**Task description**
Tally up the lines that include "title" and state that number by itself.

Start Records

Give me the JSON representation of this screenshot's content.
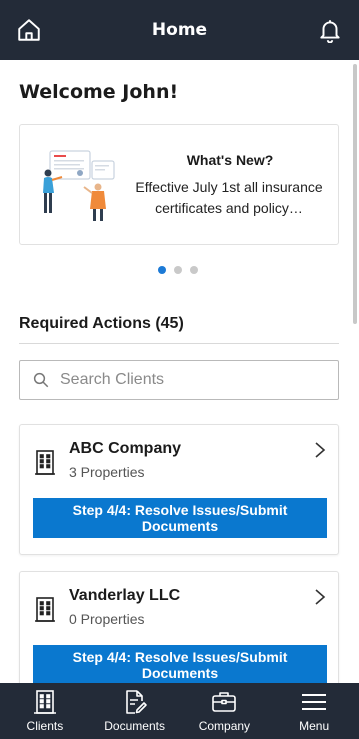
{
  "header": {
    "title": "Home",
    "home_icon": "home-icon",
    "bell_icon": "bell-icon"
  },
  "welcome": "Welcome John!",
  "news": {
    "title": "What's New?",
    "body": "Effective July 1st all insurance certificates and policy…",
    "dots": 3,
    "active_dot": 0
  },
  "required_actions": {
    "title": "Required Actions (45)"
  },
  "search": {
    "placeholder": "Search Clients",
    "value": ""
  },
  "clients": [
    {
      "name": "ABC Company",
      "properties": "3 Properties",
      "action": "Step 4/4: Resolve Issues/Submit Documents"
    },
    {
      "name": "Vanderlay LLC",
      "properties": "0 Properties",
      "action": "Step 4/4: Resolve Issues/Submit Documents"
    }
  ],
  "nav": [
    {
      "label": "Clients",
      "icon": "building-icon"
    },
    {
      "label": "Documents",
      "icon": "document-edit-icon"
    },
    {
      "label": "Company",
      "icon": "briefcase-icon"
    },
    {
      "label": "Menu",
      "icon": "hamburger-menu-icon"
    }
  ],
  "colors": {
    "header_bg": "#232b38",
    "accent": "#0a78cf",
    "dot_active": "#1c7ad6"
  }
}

End Records
Start Records

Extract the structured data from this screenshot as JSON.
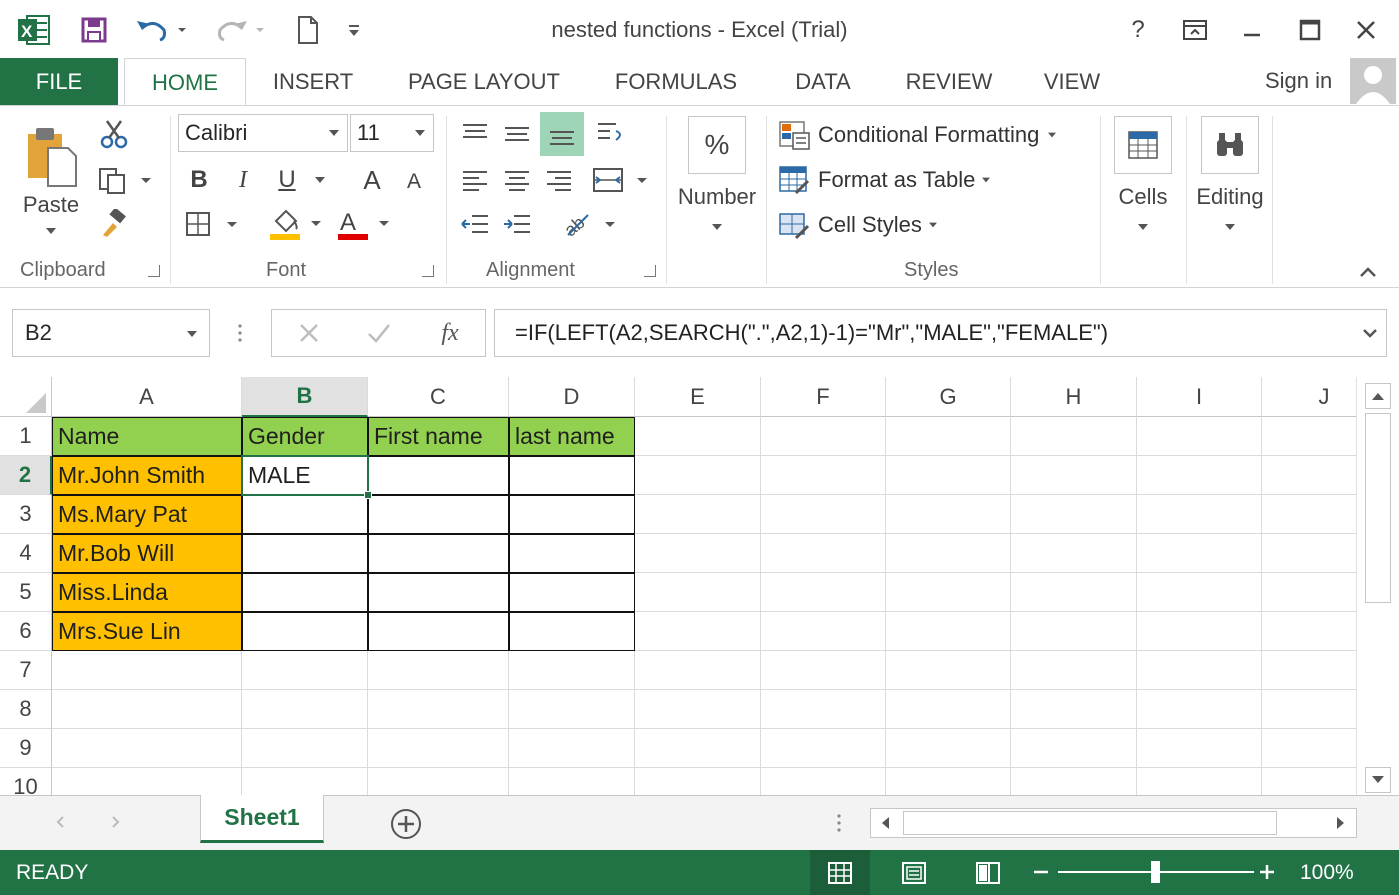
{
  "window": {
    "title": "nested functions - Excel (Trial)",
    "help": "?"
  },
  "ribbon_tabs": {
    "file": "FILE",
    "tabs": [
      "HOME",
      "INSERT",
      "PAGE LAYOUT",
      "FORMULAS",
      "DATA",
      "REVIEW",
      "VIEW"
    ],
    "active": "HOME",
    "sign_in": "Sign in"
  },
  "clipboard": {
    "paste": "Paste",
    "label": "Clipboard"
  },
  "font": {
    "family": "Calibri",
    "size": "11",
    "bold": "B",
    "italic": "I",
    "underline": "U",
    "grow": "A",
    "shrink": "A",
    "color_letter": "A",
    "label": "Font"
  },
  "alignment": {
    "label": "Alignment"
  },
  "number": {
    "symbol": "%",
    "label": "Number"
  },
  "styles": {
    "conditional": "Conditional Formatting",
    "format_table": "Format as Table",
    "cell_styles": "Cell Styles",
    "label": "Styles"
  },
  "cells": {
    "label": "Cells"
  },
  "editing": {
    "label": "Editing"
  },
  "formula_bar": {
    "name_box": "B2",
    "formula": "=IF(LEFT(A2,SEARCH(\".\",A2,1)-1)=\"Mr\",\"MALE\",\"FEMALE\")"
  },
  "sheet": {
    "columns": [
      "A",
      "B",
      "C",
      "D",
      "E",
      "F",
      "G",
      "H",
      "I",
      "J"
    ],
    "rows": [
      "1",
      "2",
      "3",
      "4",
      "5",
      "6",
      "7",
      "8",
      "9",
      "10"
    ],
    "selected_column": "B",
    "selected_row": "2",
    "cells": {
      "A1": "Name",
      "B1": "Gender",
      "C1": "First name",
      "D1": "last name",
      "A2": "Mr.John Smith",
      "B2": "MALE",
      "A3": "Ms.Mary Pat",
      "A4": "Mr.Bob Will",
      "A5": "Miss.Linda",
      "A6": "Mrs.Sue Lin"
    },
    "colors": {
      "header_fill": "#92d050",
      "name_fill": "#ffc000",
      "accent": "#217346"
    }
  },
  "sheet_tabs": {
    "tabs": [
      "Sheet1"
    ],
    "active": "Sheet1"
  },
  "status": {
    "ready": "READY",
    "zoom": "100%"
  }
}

End Records

**Exercise result**
4